### What the exercise asks
Are you able to retype all the records below exactly?

### Task material
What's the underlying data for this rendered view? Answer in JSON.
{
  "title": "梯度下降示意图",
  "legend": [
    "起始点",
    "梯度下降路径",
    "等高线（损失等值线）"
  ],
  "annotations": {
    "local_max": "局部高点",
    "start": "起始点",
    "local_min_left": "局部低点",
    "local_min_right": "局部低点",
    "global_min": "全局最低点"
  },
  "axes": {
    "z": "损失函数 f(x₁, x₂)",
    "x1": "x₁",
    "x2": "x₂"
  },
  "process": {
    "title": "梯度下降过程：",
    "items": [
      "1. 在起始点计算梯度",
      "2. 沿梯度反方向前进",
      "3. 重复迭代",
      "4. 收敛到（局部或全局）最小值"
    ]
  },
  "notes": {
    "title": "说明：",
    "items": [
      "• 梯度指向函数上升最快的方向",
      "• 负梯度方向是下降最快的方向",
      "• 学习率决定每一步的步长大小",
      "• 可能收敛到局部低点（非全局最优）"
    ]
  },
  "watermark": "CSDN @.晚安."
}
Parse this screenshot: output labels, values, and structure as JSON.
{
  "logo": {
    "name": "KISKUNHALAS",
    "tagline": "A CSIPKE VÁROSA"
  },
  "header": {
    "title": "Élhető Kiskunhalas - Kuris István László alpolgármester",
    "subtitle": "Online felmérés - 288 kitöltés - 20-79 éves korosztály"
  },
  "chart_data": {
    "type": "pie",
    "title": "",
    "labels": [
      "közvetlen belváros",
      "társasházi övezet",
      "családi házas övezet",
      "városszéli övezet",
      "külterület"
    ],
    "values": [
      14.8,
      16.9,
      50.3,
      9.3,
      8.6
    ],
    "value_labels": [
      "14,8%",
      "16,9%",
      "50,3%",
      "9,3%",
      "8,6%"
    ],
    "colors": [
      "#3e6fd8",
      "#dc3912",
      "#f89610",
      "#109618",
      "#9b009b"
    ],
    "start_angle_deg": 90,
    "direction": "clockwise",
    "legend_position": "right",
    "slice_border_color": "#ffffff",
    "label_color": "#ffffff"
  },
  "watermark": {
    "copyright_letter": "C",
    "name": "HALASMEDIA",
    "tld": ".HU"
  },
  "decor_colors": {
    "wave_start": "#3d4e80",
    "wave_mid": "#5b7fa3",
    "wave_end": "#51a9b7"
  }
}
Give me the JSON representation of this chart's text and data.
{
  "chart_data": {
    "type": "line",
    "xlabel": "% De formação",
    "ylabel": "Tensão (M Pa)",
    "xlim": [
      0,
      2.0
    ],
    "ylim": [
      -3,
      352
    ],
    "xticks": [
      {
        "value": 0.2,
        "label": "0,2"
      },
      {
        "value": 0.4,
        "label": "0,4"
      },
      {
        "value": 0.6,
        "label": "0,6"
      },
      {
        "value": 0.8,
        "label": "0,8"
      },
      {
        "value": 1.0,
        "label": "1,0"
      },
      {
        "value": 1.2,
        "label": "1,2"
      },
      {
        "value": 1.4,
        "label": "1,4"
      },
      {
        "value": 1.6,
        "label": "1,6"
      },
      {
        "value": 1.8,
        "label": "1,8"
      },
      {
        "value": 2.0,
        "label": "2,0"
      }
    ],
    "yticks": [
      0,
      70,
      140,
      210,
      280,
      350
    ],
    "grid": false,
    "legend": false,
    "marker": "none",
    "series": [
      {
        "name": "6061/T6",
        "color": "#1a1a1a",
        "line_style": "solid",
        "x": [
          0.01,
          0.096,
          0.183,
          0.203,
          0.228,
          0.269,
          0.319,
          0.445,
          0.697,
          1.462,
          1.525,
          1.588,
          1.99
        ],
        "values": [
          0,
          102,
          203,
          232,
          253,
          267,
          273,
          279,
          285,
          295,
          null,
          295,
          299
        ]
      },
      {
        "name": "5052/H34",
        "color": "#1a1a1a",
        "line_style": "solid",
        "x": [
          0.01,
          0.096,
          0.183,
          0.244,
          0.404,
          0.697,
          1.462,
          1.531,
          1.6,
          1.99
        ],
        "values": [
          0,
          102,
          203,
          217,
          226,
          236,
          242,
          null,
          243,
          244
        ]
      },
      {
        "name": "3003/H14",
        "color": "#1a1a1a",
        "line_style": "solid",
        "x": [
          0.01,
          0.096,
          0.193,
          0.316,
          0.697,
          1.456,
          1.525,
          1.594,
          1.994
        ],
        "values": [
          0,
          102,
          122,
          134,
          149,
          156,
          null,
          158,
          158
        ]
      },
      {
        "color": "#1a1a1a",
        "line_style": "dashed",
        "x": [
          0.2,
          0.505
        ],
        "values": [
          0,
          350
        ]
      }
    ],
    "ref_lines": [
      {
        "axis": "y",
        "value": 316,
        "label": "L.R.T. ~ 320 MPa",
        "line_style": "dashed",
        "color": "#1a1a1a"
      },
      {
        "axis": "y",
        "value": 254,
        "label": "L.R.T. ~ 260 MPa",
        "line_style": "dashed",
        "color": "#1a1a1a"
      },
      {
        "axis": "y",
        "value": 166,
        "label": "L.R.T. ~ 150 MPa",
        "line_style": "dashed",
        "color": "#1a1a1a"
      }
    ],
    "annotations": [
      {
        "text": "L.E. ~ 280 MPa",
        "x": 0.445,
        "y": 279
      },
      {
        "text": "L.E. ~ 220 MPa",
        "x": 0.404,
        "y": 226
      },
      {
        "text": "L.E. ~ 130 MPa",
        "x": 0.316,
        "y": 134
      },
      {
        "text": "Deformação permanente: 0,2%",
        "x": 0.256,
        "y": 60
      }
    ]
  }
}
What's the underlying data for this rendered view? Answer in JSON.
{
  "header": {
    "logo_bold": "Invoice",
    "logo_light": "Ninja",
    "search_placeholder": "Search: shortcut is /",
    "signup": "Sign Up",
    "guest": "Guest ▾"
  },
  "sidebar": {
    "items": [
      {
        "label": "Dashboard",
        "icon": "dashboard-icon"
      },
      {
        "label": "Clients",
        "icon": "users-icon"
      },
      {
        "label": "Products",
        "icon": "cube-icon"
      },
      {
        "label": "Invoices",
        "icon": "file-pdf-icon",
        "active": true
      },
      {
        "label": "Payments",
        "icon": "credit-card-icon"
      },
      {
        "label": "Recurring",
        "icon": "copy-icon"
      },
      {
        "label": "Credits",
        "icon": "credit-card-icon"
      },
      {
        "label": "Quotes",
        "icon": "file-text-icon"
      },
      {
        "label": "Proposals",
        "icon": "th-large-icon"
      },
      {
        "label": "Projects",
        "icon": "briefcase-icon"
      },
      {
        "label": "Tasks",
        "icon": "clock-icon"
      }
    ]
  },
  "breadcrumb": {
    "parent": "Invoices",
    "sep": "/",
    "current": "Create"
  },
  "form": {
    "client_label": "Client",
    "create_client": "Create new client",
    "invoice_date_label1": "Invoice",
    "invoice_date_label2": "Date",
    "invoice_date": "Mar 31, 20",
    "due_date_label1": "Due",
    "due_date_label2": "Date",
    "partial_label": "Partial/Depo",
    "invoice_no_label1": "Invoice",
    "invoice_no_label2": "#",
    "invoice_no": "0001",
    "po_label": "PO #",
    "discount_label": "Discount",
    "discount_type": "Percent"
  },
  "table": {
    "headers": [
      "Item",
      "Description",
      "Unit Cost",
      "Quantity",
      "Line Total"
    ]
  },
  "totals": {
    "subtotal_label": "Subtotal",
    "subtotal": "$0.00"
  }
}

### Reply to the exercise
What's the underlying data for this rendered view? Answer in JSON.
{
  "title": "梯度下降示意图",
  "legend": [
    "起始点",
    "梯度下降路径",
    "等高线（损失等值线）"
  ],
  "annotations": {
    "local_max": "局部高点",
    "start": "起始点",
    "local_min_left": "局部低点",
    "local_min_right": "局部低点",
    "global_min": "全局最低点"
  },
  "axes": {
    "z": "损失函数 f(x₁, x₂)",
    "x1": "x₁",
    "x2": "x₂"
  },
  "process": {
    "title": "梯度下降过程：",
    "items": [
      "1. 在起始点计算梯度",
      "2. 沿梯度反方向前进",
      "3. 重复迭代",
      "4. 收敛到（局部或全局）最小值"
    ]
  },
  "notes": {
    "title": "说明：",
    "items": [
      "• 梯度指向函数上升最快的方向",
      "• 负梯度方向是下降最快的方向",
      "• 学习率决定每一步的步长大小",
      "• 可能收敛到局部低点（非全局最优）"
    ]
  },
  "watermark": "CSDN @.晚安."
}
Parse this screenshot: output labels, values, and structure as JSON.
{
  "logo": {
    "name": "KISKUNHALAS",
    "tagline": "A CSIPKE VÁROSA"
  },
  "header": {
    "title": "Élhető Kiskunhalas - Kuris István László alpolgármester",
    "subtitle": "Online felmérés - 288 kitöltés - 20-79 éves korosztály"
  },
  "chart_data": {
    "type": "pie",
    "title": "",
    "labels": [
      "közvetlen belváros",
      "társasházi övezet",
      "családi házas övezet",
      "városszéli övezet",
      "külterület"
    ],
    "values": [
      14.8,
      16.9,
      50.3,
      9.3,
      8.6
    ],
    "value_labels": [
      "14,8%",
      "16,9%",
      "50,3%",
      "9,3%",
      "8,6%"
    ],
    "colors": [
      "#3e6fd8",
      "#dc3912",
      "#f89610",
      "#109618",
      "#9b009b"
    ],
    "start_angle_deg": 90,
    "direction": "clockwise",
    "legend_position": "right",
    "slice_border_color": "#ffffff",
    "label_color": "#ffffff"
  },
  "watermark": {
    "copyright_letter": "C",
    "name": "HALASMEDIA",
    "tld": ".HU"
  },
  "decor_colors": {
    "wave_start": "#3d4e80",
    "wave_mid": "#5b7fa3",
    "wave_end": "#51a9b7"
  }
}
Give me the JSON representation of this chart's text and data.
{
  "chart_data": {
    "type": "line",
    "xlabel": "% De formação",
    "ylabel": "Tensão (M Pa)",
    "xlim": [
      0,
      2.0
    ],
    "ylim": [
      -3,
      352
    ],
    "xticks": [
      {
        "value": 0.2,
        "label": "0,2"
      },
      {
        "value": 0.4,
        "label": "0,4"
      },
      {
        "value": 0.6,
        "label": "0,6"
      },
      {
        "value": 0.8,
        "label": "0,8"
      },
      {
        "value": 1.0,
        "label": "1,0"
      },
      {
        "value": 1.2,
        "label": "1,2"
      },
      {
        "value": 1.4,
        "label": "1,4"
      },
      {
        "value": 1.6,
        "label": "1,6"
      },
      {
        "value": 1.8,
        "label": "1,8"
      },
      {
        "value": 2.0,
        "label": "2,0"
      }
    ],
    "yticks": [
      0,
      70,
      140,
      210,
      280,
      350
    ],
    "grid": false,
    "legend": false,
    "marker": "none",
    "series": [
      {
        "name": "6061/T6",
        "color": "#1a1a1a",
        "line_style": "solid",
        "x": [
          0.01,
          0.096,
          0.183,
          0.203,
          0.228,
          0.269,
          0.319,
          0.445,
          0.697,
          1.462,
          1.525,
          1.588,
          1.99
        ],
        "values": [
          0,
          102,
          203,
          232,
          253,
          267,
          273,
          279,
          285,
          295,
          null,
          295,
          299
        ]
      },
      {
        "name": "5052/H34",
        "color": "#1a1a1a",
        "line_style": "solid",
        "x": [
          0.01,
          0.096,
          0.183,
          0.244,
          0.404,
          0.697,
          1.462,
          1.531,
          1.6,
          1.99
        ],
        "values": [
          0,
          102,
          203,
          217,
          226,
          236,
          242,
          null,
          243,
          244
        ]
      },
      {
        "name": "3003/H14",
        "color": "#1a1a1a",
        "line_style": "solid",
        "x": [
          0.01,
          0.096,
          0.193,
          0.316,
          0.697,
          1.456,
          1.525,
          1.594,
          1.994
        ],
        "values": [
          0,
          102,
          122,
          134,
          149,
          156,
          null,
          158,
          158
        ]
      },
      {
        "color": "#1a1a1a",
        "line_style": "dashed",
        "x": [
          0.2,
          0.505
        ],
        "values": [
          0,
          350
        ]
      }
    ],
    "ref_lines": [
      {
        "axis": "y",
        "value": 316,
        "label": "L.R.T. ~ 320 MPa",
        "line_style": "dashed",
        "color": "#1a1a1a"
      },
      {
        "axis": "y",
        "value": 254,
        "label": "L.R.T. ~ 260 MPa",
        "line_style": "dashed",
        "color": "#1a1a1a"
      },
      {
        "axis": "y",
        "value": 166,
        "label": "L.R.T. ~ 150 MPa",
        "line_style": "dashed",
        "color": "#1a1a1a"
      }
    ],
    "annotations": [
      {
        "text": "L.E. ~ 280 MPa",
        "x": 0.445,
        "y": 279
      },
      {
        "text": "L.E. ~ 220 MPa",
        "x": 0.404,
        "y": 226
      },
      {
        "text": "L.E. ~ 130 MPa",
        "x": 0.316,
        "y": 134
      },
      {
        "text": "Deformação permanente: 0,2%",
        "x": 0.256,
        "y": 60
      }
    ]
  }
}
What's the underlying data for this rendered view? Answer in JSON.
{
  "header": {
    "logo_bold": "Invoice",
    "logo_light": "Ninja",
    "search_placeholder": "Search: shortcut is /",
    "signup": "Sign Up",
    "guest": "Guest ▾"
  },
  "sidebar": {
    "items": [
      {
        "label": "Dashboard",
        "icon": "dashboard-icon"
      },
      {
        "label": "Clients",
        "icon": "users-icon"
      },
      {
        "label": "Products",
        "icon": "cube-icon"
      },
      {
        "label": "Invoices",
        "icon": "file-pdf-icon",
        "active": true
      },
      {
        "label": "Payments",
        "icon": "credit-card-icon"
      },
      {
        "label": "Recurring",
        "icon": "copy-icon"
      },
      {
        "label": "Credits",
        "icon": "credit-card-icon"
      },
      {
        "label": "Quotes",
        "icon": "file-text-icon"
      },
      {
        "label": "Proposals",
        "icon": "th-large-icon"
      },
      {
        "label": "Projects",
        "icon": "briefcase-icon"
      },
      {
        "label": "Tasks",
        "icon": "clock-icon"
      }
    ]
  },
  "breadcrumb": {
    "parent": "Invoices",
    "sep": "/",
    "current": "Create"
  },
  "form": {
    "client_label": "Client",
    "create_client": "Create new client",
    "invoice_date_label1": "Invoice",
    "invoice_date_label2": "Date",
    "invoice_date": "Mar 31, 20",
    "due_date_label1": "Due",
    "due_date_label2": "Date",
    "partial_label": "Partial/Depo",
    "invoice_no_label1": "Invoice",
    "invoice_no_label2": "#",
    "invoice_no": "0001",
    "po_label": "PO #",
    "discount_label": "Discount",
    "discount_type": "Percent"
  },
  "table": {
    "headers": [
      "Item",
      "Description",
      "Unit Cost",
      "Quantity",
      "Line Total"
    ]
  },
  "totals": {
    "subtotal_label": "Subtotal",
    "subtotal": "$0.00"
  }
}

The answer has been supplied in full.